─── Available data ───
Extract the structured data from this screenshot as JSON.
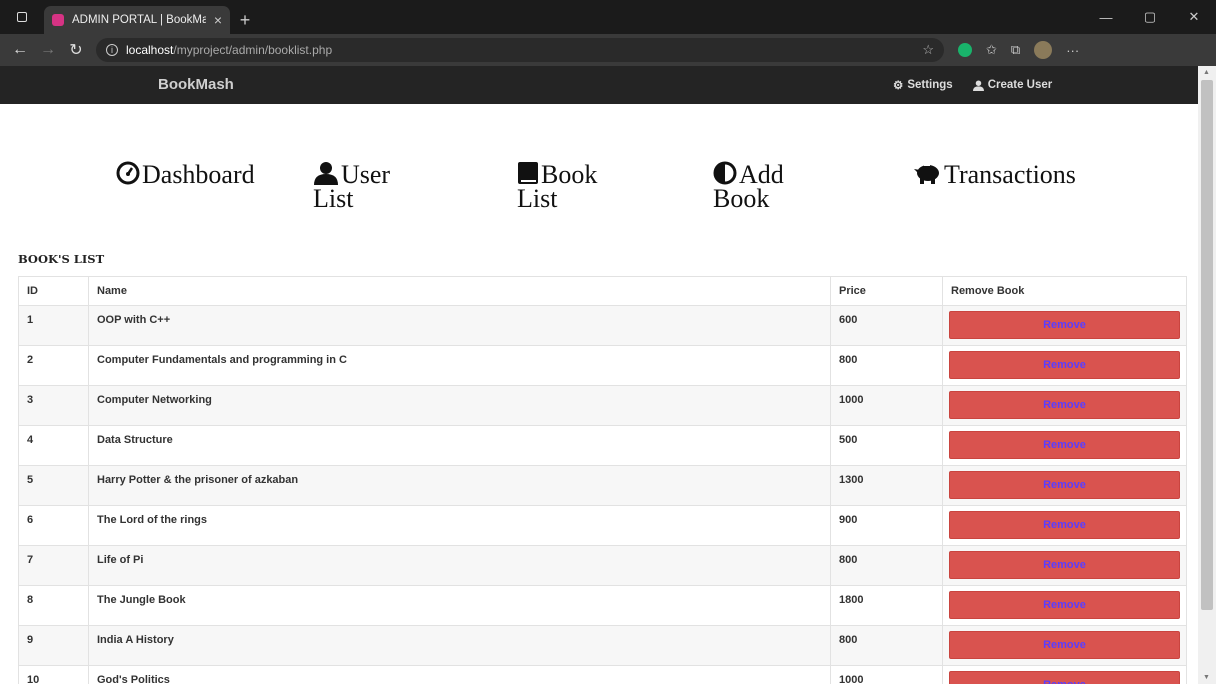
{
  "browser": {
    "tab_title": "ADMIN PORTAL | BookMash",
    "url_host": "localhost",
    "url_path": "/myproject/admin/booklist.php"
  },
  "header": {
    "brand": "BookMash",
    "settings_label": "Settings",
    "create_user_label": "Create User"
  },
  "nav": {
    "dashboard": "Dashboard",
    "user_list": "User List",
    "book_list": "Book List",
    "add_book": "Add Book",
    "transactions": "Transactions"
  },
  "section_title": "BOOK'S LIST",
  "table": {
    "headers": [
      "ID",
      "Name",
      "Price",
      "Remove Book"
    ],
    "remove_label": "Remove",
    "rows": [
      {
        "id": "1",
        "name": "OOP with C++",
        "price": "600"
      },
      {
        "id": "2",
        "name": "Computer Fundamentals and programming in C",
        "price": "800"
      },
      {
        "id": "3",
        "name": "Computer Networking",
        "price": "1000"
      },
      {
        "id": "4",
        "name": "Data Structure",
        "price": "500"
      },
      {
        "id": "5",
        "name": "Harry Potter & the prisoner of azkaban",
        "price": "1300"
      },
      {
        "id": "6",
        "name": "The Lord of the rings",
        "price": "900"
      },
      {
        "id": "7",
        "name": "Life of Pi",
        "price": "800"
      },
      {
        "id": "8",
        "name": "The Jungle Book",
        "price": "1800"
      },
      {
        "id": "9",
        "name": "India A History",
        "price": "800"
      },
      {
        "id": "10",
        "name": "God's Politics",
        "price": "1000"
      }
    ]
  },
  "colors": {
    "header_bg": "#242424",
    "remove_bg": "#d9534f",
    "remove_text": "#5a3dff"
  }
}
───
### Exercise objective
Every entry must be reproduced exactly, with the images left out.

### Written response
Extract the structured data from this screenshot as JSON.
{
  "browser": {
    "tab_title": "ADMIN PORTAL | BookMash",
    "url_host": "localhost",
    "url_path": "/myproject/admin/booklist.php"
  },
  "header": {
    "brand": "BookMash",
    "settings_label": "Settings",
    "create_user_label": "Create User"
  },
  "nav": {
    "dashboard": "Dashboard",
    "user_list": "User List",
    "book_list": "Book List",
    "add_book": "Add Book",
    "transactions": "Transactions"
  },
  "section_title": "BOOK'S LIST",
  "table": {
    "headers": [
      "ID",
      "Name",
      "Price",
      "Remove Book"
    ],
    "remove_label": "Remove",
    "rows": [
      {
        "id": "1",
        "name": "OOP with C++",
        "price": "600"
      },
      {
        "id": "2",
        "name": "Computer Fundamentals and programming in C",
        "price": "800"
      },
      {
        "id": "3",
        "name": "Computer Networking",
        "price": "1000"
      },
      {
        "id": "4",
        "name": "Data Structure",
        "price": "500"
      },
      {
        "id": "5",
        "name": "Harry Potter & the prisoner of azkaban",
        "price": "1300"
      },
      {
        "id": "6",
        "name": "The Lord of the rings",
        "price": "900"
      },
      {
        "id": "7",
        "name": "Life of Pi",
        "price": "800"
      },
      {
        "id": "8",
        "name": "The Jungle Book",
        "price": "1800"
      },
      {
        "id": "9",
        "name": "India A History",
        "price": "800"
      },
      {
        "id": "10",
        "name": "God's Politics",
        "price": "1000"
      }
    ]
  },
  "colors": {
    "header_bg": "#242424",
    "remove_bg": "#d9534f",
    "remove_text": "#5a3dff"
  }
}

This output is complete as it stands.